WHAT IS NEEDED -
Locate the lines of the listing below that hold "Current", then copy each of them.

══ MATERIAL SHOWN

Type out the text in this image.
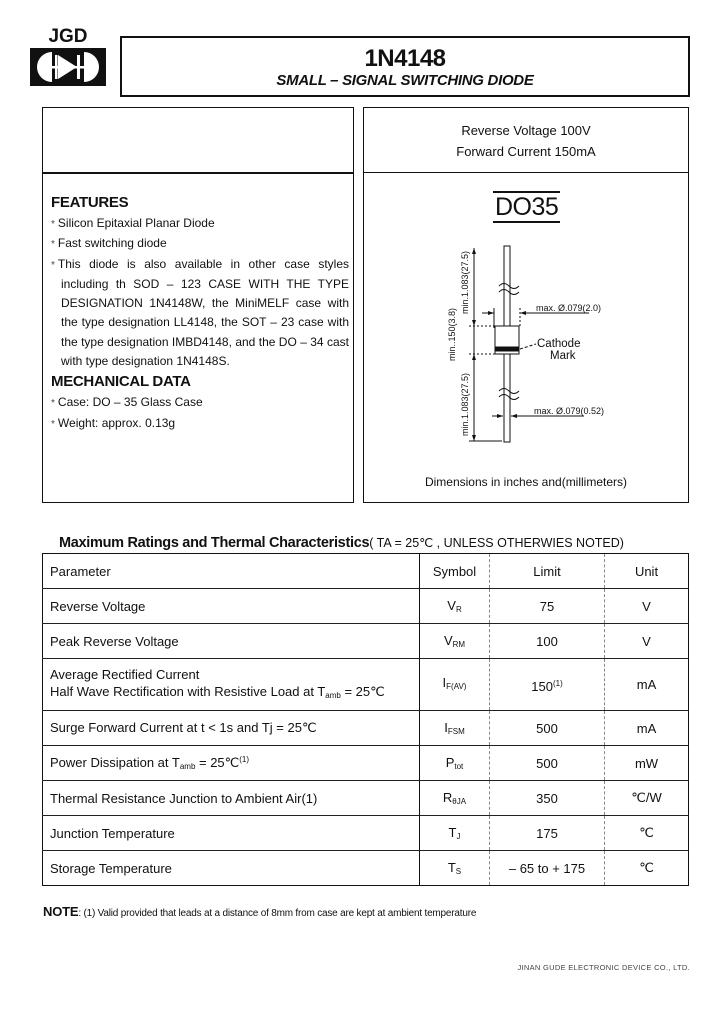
JGD
1N4148
SMALL – SIGNAL SWITCHING DIODE
FEATURES
* Silicon Epitaxial Planar Diode
* Fast switching diode
* This diode is also available in other case styles including th SOD – 123 CASE WITH THE TYPE DESIGNATION 1N4148W, the MiniMELF case with the type designation LL4148, the SOT – 23 case with the type designation IMBD4148, and the DO – 34 cast with type designation 1N4148S.
MECHANICAL DATA
* Case: DO – 35 Glass Case
* Weight: approx. 0.13g
Reverse Voltage 100V
Forward Current 150mA
DO35
min.1.083(27.5)
min..150(3.8)
min.1.083(27.5)
max. Ø.079(2.0)
max. Ø.079(0.52)
Cathode
Mark
Dimensions in inches and(millimeters)
Maximum Ratings and Thermal Characteristics( TA = 25℃ , UNLESS OTHERWIES NOTED)
Parameter	Symbol	Limit	Unit
Reverse Voltage	$V_R$	75	V
Peak Reverse Voltage	$V_{RM}$	100	V

Average Rectified Current
Half Wave Rectification with Resistive Load at $T_{amb}$ = 25℃	$I_{F(AV)}$	150$^{(1)}$	mA
Surge Forward Current at t < 1s and Tj = 25℃	$I_{FSM}$	500	mA
Power Dissipation at $T_{amb}$ = 25℃$^{(1)}$	$P_{tot}$	500	mW
Thermal Resistance Junction to Ambient Air(1)	$R_{\theta JA}$	350	℃/W
Junction Temperature	$T_J$	175	℃
Storage Temperature	$T_S$	– 65 to + 175	℃
NOTE: (1) Valid provided that leads at a distance of 8mm from case are kept at ambient temperature
JINAN GUDE ELECTRONIC DEVICE CO., LTD.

════

WRITTEN RESPONSE -
Forward Current 150mA
Average Rectified Current
Surge Forward Current at t < 1s and Tj = 25℃	$I_{FSM}$	500	mA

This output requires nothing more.